Write out all entries word for word.

• **AVAILABLE RECORDS**:
^^^^^^^^^^^^^^^^

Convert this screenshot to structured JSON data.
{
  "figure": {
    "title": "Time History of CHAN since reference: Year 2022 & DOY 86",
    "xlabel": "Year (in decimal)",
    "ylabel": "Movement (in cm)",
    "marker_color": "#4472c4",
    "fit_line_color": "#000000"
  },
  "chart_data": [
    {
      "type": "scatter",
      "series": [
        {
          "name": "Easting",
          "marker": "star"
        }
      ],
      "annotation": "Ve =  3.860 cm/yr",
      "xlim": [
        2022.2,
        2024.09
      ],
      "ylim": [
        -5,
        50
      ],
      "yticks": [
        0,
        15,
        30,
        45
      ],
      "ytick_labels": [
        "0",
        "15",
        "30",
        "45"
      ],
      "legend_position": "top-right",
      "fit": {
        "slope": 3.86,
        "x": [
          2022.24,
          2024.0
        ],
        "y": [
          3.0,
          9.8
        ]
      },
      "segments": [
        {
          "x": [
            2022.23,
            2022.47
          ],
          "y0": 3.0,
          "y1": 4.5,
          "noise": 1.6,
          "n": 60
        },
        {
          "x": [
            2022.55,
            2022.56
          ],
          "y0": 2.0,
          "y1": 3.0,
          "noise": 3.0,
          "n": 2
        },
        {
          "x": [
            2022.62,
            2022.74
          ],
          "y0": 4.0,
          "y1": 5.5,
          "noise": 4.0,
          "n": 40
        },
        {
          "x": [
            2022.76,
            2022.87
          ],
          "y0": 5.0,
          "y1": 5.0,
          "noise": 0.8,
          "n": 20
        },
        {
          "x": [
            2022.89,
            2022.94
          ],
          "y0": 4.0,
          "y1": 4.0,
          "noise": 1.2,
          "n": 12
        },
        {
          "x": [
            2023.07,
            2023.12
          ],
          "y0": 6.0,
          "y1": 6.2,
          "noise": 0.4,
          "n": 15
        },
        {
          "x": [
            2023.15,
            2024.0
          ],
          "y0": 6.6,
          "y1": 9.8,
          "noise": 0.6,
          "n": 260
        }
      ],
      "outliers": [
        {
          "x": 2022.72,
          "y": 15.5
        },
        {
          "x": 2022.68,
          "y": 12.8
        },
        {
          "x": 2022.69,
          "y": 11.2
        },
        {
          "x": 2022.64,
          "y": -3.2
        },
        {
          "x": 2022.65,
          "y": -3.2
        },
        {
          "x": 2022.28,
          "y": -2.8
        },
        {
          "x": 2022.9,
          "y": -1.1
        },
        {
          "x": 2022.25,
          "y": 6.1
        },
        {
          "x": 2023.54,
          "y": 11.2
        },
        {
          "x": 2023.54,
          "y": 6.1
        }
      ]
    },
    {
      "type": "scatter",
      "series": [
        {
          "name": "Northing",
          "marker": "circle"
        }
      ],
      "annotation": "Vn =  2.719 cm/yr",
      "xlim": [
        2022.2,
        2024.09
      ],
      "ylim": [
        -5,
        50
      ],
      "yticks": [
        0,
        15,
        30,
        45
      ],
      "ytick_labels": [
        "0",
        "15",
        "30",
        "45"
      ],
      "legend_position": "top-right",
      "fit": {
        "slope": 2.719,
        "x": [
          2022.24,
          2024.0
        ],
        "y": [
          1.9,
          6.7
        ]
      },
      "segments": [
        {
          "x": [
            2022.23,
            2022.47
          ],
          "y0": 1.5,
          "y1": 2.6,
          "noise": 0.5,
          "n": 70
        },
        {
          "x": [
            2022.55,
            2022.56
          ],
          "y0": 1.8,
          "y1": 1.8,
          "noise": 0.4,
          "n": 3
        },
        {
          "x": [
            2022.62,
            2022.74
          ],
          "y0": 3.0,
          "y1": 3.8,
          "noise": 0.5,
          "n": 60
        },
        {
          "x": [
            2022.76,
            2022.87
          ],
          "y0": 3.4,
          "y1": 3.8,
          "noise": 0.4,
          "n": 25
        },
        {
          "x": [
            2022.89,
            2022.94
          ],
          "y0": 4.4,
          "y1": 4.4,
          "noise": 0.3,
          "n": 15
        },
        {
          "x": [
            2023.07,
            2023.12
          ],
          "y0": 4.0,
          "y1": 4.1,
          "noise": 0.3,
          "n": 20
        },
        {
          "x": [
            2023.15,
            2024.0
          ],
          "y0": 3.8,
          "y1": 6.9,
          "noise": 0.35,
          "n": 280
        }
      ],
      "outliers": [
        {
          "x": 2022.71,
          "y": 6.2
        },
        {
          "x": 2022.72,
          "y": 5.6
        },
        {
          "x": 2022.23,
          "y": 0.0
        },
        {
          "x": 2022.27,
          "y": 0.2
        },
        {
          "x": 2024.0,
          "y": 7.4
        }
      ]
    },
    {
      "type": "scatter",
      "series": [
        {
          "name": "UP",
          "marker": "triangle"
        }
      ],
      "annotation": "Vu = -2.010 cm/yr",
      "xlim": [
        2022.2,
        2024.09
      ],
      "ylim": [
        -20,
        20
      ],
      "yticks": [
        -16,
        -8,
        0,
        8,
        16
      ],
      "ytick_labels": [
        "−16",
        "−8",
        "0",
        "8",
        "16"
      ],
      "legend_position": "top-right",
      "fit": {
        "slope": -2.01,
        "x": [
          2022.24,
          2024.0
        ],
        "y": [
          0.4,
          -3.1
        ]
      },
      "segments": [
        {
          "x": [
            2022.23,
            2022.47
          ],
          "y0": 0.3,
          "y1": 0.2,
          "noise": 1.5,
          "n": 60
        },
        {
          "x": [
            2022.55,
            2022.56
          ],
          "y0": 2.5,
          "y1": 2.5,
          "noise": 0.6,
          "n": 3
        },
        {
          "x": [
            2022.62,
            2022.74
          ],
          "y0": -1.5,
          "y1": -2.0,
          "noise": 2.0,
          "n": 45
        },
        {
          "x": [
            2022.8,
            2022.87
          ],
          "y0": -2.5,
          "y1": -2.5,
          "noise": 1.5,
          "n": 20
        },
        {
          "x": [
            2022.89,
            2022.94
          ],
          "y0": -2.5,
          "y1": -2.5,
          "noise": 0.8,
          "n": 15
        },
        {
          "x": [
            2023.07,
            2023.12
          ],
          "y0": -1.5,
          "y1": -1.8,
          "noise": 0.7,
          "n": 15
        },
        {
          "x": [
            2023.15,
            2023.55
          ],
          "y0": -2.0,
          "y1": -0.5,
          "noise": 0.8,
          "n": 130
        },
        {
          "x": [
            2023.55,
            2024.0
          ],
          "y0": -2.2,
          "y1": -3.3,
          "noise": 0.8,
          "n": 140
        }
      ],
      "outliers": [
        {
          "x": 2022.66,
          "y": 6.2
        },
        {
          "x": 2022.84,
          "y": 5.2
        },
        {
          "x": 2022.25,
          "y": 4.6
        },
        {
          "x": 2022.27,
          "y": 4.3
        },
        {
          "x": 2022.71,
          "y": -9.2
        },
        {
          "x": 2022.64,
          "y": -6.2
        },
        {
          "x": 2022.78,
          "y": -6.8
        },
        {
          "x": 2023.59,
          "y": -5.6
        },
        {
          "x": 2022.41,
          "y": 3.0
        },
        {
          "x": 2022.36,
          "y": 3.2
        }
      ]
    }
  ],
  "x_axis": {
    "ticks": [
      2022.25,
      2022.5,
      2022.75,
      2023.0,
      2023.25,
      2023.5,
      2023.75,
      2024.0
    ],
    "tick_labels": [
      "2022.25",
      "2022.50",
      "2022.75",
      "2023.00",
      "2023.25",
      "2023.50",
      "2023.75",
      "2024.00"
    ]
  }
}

^^^^^^^^^^^^^^^^

• **SOLUTION**:
Convert this screenshot to structured JSON data.
{
  "figure": {
    "title": "Time History of CHAN since reference: Year 2022 & DOY 86",
    "xlabel": "Year (in decimal)",
    "ylabel": "Movement (in cm)",
    "marker_color": "#4472c4",
    "fit_line_color": "#000000"
  },
  "chart_data": [
    {
      "type": "scatter",
      "series": [
        {
          "name": "Easting",
          "marker": "star"
        }
      ],
      "annotation": "Ve =  3.860 cm/yr",
      "xlim": [
        2022.2,
        2024.09
      ],
      "ylim": [
        -5,
        50
      ],
      "yticks": [
        0,
        15,
        30,
        45
      ],
      "ytick_labels": [
        "0",
        "15",
        "30",
        "45"
      ],
      "legend_position": "top-right",
      "fit": {
        "slope": 3.86,
        "x": [
          2022.24,
          2024.0
        ],
        "y": [
          3.0,
          9.8
        ]
      },
      "segments": [
        {
          "x": [
            2022.23,
            2022.47
          ],
          "y0": 3.0,
          "y1": 4.5,
          "noise": 1.6,
          "n": 60
        },
        {
          "x": [
            2022.55,
            2022.56
          ],
          "y0": 2.0,
          "y1": 3.0,
          "noise": 3.0,
          "n": 2
        },
        {
          "x": [
            2022.62,
            2022.74
          ],
          "y0": 4.0,
          "y1": 5.5,
          "noise": 4.0,
          "n": 40
        },
        {
          "x": [
            2022.76,
            2022.87
          ],
          "y0": 5.0,
          "y1": 5.0,
          "noise": 0.8,
          "n": 20
        },
        {
          "x": [
            2022.89,
            2022.94
          ],
          "y0": 4.0,
          "y1": 4.0,
          "noise": 1.2,
          "n": 12
        },
        {
          "x": [
            2023.07,
            2023.12
          ],
          "y0": 6.0,
          "y1": 6.2,
          "noise": 0.4,
          "n": 15
        },
        {
          "x": [
            2023.15,
            2024.0
          ],
          "y0": 6.6,
          "y1": 9.8,
          "noise": 0.6,
          "n": 260
        }
      ],
      "outliers": [
        {
          "x": 2022.72,
          "y": 15.5
        },
        {
          "x": 2022.68,
          "y": 12.8
        },
        {
          "x": 2022.69,
          "y": 11.2
        },
        {
          "x": 2022.64,
          "y": -3.2
        },
        {
          "x": 2022.65,
          "y": -3.2
        },
        {
          "x": 2022.28,
          "y": -2.8
        },
        {
          "x": 2022.9,
          "y": -1.1
        },
        {
          "x": 2022.25,
          "y": 6.1
        },
        {
          "x": 2023.54,
          "y": 11.2
        },
        {
          "x": 2023.54,
          "y": 6.1
        }
      ]
    },
    {
      "type": "scatter",
      "series": [
        {
          "name": "Northing",
          "marker": "circle"
        }
      ],
      "annotation": "Vn =  2.719 cm/yr",
      "xlim": [
        2022.2,
        2024.09
      ],
      "ylim": [
        -5,
        50
      ],
      "yticks": [
        0,
        15,
        30,
        45
      ],
      "ytick_labels": [
        "0",
        "15",
        "30",
        "45"
      ],
      "legend_position": "top-right",
      "fit": {
        "slope": 2.719,
        "x": [
          2022.24,
          2024.0
        ],
        "y": [
          1.9,
          6.7
        ]
      },
      "segments": [
        {
          "x": [
            2022.23,
            2022.47
          ],
          "y0": 1.5,
          "y1": 2.6,
          "noise": 0.5,
          "n": 70
        },
        {
          "x": [
            2022.55,
            2022.56
          ],
          "y0": 1.8,
          "y1": 1.8,
          "noise": 0.4,
          "n": 3
        },
        {
          "x": [
            2022.62,
            2022.74
          ],
          "y0": 3.0,
          "y1": 3.8,
          "noise": 0.5,
          "n": 60
        },
        {
          "x": [
            2022.76,
            2022.87
          ],
          "y0": 3.4,
          "y1": 3.8,
          "noise": 0.4,
          "n": 25
        },
        {
          "x": [
            2022.89,
            2022.94
          ],
          "y0": 4.4,
          "y1": 4.4,
          "noise": 0.3,
          "n": 15
        },
        {
          "x": [
            2023.07,
            2023.12
          ],
          "y0": 4.0,
          "y1": 4.1,
          "noise": 0.3,
          "n": 20
        },
        {
          "x": [
            2023.15,
            2024.0
          ],
          "y0": 3.8,
          "y1": 6.9,
          "noise": 0.35,
          "n": 280
        }
      ],
      "outliers": [
        {
          "x": 2022.71,
          "y": 6.2
        },
        {
          "x": 2022.72,
          "y": 5.6
        },
        {
          "x": 2022.23,
          "y": 0.0
        },
        {
          "x": 2022.27,
          "y": 0.2
        },
        {
          "x": 2024.0,
          "y": 7.4
        }
      ]
    },
    {
      "type": "scatter",
      "series": [
        {
          "name": "UP",
          "marker": "triangle"
        }
      ],
      "annotation": "Vu = -2.010 cm/yr",
      "xlim": [
        2022.2,
        2024.09
      ],
      "ylim": [
        -20,
        20
      ],
      "yticks": [
        -16,
        -8,
        0,
        8,
        16
      ],
      "ytick_labels": [
        "−16",
        "−8",
        "0",
        "8",
        "16"
      ],
      "legend_position": "top-right",
      "fit": {
        "slope": -2.01,
        "x": [
          2022.24,
          2024.0
        ],
        "y": [
          0.4,
          -3.1
        ]
      },
      "segments": [
        {
          "x": [
            2022.23,
            2022.47
          ],
          "y0": 0.3,
          "y1": 0.2,
          "noise": 1.5,
          "n": 60
        },
        {
          "x": [
            2022.55,
            2022.56
          ],
          "y0": 2.5,
          "y1": 2.5,
          "noise": 0.6,
          "n": 3
        },
        {
          "x": [
            2022.62,
            2022.74
          ],
          "y0": -1.5,
          "y1": -2.0,
          "noise": 2.0,
          "n": 45
        },
        {
          "x": [
            2022.8,
            2022.87
          ],
          "y0": -2.5,
          "y1": -2.5,
          "noise": 1.5,
          "n": 20
        },
        {
          "x": [
            2022.89,
            2022.94
          ],
          "y0": -2.5,
          "y1": -2.5,
          "noise": 0.8,
          "n": 15
        },
        {
          "x": [
            2023.07,
            2023.12
          ],
          "y0": -1.5,
          "y1": -1.8,
          "noise": 0.7,
          "n": 15
        },
        {
          "x": [
            2023.15,
            2023.55
          ],
          "y0": -2.0,
          "y1": -0.5,
          "noise": 0.8,
          "n": 130
        },
        {
          "x": [
            2023.55,
            2024.0
          ],
          "y0": -2.2,
          "y1": -3.3,
          "noise": 0.8,
          "n": 140
        }
      ],
      "outliers": [
        {
          "x": 2022.66,
          "y": 6.2
        },
        {
          "x": 2022.84,
          "y": 5.2
        },
        {
          "x": 2022.25,
          "y": 4.6
        },
        {
          "x": 2022.27,
          "y": 4.3
        },
        {
          "x": 2022.71,
          "y": -9.2
        },
        {
          "x": 2022.64,
          "y": -6.2
        },
        {
          "x": 2022.78,
          "y": -6.8
        },
        {
          "x": 2023.59,
          "y": -5.6
        },
        {
          "x": 2022.41,
          "y": 3.0
        },
        {
          "x": 2022.36,
          "y": 3.2
        }
      ]
    }
  ],
  "x_axis": {
    "ticks": [
      2022.25,
      2022.5,
      2022.75,
      2023.0,
      2023.25,
      2023.5,
      2023.75,
      2024.0
    ],
    "tick_labels": [
      "2022.25",
      "2022.50",
      "2022.75",
      "2023.00",
      "2023.25",
      "2023.50",
      "2023.75",
      "2024.00"
    ]
  }
}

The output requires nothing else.